Search the records below for the word "object". Pull out each line that has it.

DATA EXCERPTS
'''

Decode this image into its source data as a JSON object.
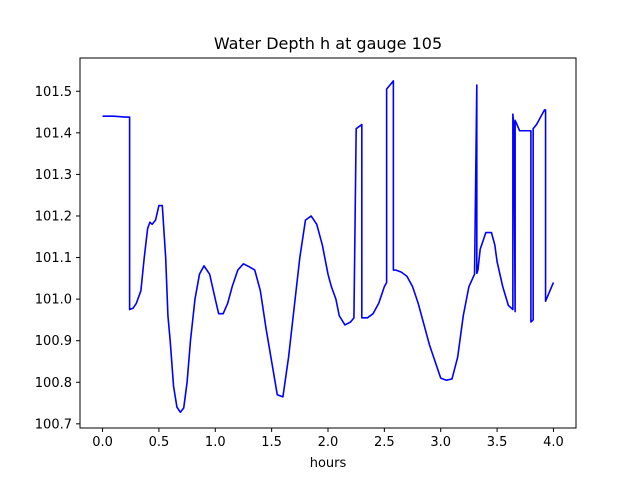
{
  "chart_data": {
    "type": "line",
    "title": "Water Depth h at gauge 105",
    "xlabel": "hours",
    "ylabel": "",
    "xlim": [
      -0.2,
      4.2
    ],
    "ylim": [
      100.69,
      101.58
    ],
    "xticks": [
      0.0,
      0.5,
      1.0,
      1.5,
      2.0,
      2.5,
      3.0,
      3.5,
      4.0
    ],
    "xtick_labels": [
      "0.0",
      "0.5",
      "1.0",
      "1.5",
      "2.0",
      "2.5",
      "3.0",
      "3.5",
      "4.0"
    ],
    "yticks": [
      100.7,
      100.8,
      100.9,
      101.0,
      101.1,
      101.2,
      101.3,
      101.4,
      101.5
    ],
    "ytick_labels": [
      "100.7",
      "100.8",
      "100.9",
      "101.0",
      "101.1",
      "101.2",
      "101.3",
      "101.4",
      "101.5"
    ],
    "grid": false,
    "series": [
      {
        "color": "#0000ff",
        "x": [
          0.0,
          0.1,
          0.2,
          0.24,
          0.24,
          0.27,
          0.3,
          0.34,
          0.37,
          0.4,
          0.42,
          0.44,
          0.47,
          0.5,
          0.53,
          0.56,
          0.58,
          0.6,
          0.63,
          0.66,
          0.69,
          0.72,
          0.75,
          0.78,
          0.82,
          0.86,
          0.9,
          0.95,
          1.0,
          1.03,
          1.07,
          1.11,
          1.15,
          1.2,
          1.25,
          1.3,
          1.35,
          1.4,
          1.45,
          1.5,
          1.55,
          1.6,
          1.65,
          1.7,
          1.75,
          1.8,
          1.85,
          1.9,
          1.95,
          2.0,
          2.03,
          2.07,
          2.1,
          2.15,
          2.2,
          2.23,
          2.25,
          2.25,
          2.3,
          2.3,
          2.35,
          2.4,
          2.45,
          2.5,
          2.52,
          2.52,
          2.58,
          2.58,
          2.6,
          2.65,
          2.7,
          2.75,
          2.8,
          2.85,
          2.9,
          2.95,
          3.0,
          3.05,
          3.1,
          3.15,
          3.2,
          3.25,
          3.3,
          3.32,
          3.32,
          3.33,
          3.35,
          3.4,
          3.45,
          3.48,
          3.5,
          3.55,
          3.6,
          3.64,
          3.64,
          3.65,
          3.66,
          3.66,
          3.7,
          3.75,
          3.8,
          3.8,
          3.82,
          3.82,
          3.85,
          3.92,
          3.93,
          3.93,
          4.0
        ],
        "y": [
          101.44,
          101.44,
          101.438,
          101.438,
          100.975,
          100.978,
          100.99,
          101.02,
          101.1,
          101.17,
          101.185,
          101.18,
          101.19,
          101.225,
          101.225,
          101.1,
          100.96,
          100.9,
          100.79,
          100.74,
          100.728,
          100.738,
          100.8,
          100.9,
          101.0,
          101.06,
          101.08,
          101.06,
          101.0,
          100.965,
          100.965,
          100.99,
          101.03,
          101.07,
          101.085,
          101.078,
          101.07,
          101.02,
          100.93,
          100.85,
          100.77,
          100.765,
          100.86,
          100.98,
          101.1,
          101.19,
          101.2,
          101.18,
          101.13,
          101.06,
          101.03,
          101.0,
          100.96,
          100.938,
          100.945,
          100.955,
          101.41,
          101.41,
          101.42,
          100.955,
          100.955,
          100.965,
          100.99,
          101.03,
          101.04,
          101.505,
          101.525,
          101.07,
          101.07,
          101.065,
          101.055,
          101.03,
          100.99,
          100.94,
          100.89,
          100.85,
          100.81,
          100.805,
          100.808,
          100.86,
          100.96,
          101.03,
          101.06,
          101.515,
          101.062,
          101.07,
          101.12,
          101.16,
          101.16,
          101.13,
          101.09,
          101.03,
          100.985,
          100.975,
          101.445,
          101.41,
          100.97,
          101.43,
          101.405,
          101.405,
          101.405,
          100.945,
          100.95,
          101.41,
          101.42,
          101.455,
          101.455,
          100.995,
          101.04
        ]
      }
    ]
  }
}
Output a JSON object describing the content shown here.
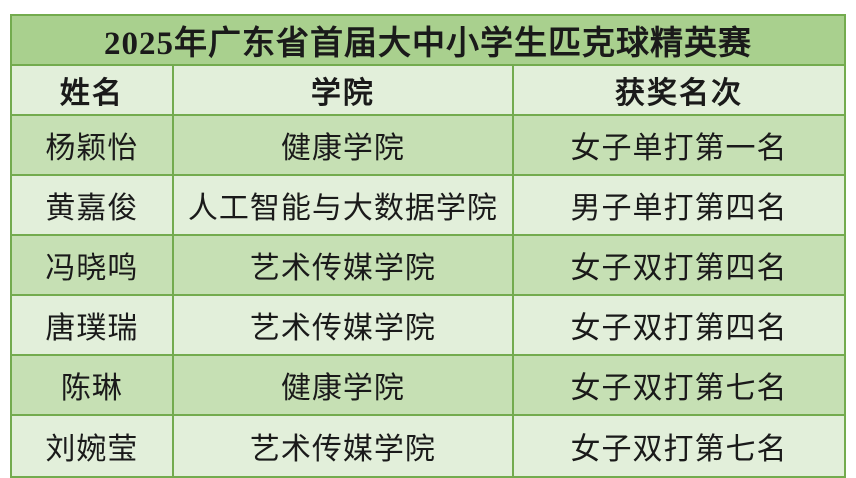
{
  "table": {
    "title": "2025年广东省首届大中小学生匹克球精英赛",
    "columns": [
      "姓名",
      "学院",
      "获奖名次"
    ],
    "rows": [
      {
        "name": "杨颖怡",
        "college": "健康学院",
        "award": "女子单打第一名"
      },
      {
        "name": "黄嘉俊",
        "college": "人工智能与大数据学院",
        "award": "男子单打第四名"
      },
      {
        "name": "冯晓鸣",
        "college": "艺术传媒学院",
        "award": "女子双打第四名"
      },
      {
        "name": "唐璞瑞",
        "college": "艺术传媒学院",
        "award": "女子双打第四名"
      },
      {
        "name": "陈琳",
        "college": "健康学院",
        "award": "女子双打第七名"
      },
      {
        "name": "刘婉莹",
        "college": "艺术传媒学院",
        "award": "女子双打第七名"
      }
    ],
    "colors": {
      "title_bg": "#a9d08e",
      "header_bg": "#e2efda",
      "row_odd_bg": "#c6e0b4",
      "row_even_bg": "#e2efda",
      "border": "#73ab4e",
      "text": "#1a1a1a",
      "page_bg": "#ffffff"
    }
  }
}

'''

ANSWER FOR THIS EXERCISE
Decode this image into its source data as a JSON object.
Output a JSON object describing the content shown here.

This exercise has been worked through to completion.